JOB. Output all of the entries exactly as written.

╭──

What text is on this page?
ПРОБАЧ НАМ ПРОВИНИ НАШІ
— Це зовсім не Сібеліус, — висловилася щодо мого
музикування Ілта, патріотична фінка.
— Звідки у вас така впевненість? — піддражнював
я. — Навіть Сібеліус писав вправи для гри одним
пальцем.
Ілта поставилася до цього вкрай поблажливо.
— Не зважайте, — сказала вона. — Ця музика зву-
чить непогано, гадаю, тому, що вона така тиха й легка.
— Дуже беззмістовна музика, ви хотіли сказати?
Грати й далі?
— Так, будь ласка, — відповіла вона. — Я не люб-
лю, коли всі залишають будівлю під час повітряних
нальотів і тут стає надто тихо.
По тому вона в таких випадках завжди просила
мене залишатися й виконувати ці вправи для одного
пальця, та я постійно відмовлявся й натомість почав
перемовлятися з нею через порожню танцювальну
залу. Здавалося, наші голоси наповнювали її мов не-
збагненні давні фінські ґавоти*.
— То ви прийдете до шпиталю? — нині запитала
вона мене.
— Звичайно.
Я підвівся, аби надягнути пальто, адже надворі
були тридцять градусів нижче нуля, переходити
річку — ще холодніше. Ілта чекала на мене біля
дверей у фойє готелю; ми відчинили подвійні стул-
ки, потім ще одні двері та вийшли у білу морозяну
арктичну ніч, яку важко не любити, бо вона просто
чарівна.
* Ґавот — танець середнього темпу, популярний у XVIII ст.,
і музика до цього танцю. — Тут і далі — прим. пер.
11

╰──

SOLUTION.
What text is on this page?
ПРОБАЧ НАМ ПРОВИНИ НАШІ
— Це зовсім не Сібеліус, — висловилася щодо мого
музикування Ілта, патріотична фінка.
— Звідки у вас така впевненість? — піддражнював
я. — Навіть Сібеліус писав вправи для гри одним
пальцем.
Ілта поставилася до цього вкрай поблажливо.
— Не зважайте, — сказала вона. — Ця музика зву-
чить непогано, гадаю, тому, що вона така тиха й легка.
— Дуже беззмістовна музика, ви хотіли сказати?
Грати й далі?
— Так, будь ласка, — відповіла вона. — Я не люб-
лю, коли всі залишають будівлю під час повітряних
нальотів і тут стає надто тихо.
По тому вона в таких випадках завжди просила
мене залишатися й виконувати ці вправи для одного
пальця, та я постійно відмовлявся й натомість почав
перемовлятися з нею через порожню танцювальну
залу. Здавалося, наші голоси наповнювали її мов не-
збагненні давні фінські ґавоти*.
— То ви прийдете до шпиталю? — нині запитала
вона мене.
— Звичайно.
Я підвівся, аби надягнути пальто, адже надворі
були тридцять градусів нижче нуля, переходити
річку — ще холодніше. Ілта чекала на мене біля
дверей у фойє готелю; ми відчинили подвійні стул-
ки, потім ще одні двері та вийшли у білу морозяну
арктичну ніч, яку важко не любити, бо вона просто
чарівна.
* Ґавот — танець середнього темпу, популярний у XVIII ст.,
і музика до цього танцю. — Тут і далі — прим. пер.
11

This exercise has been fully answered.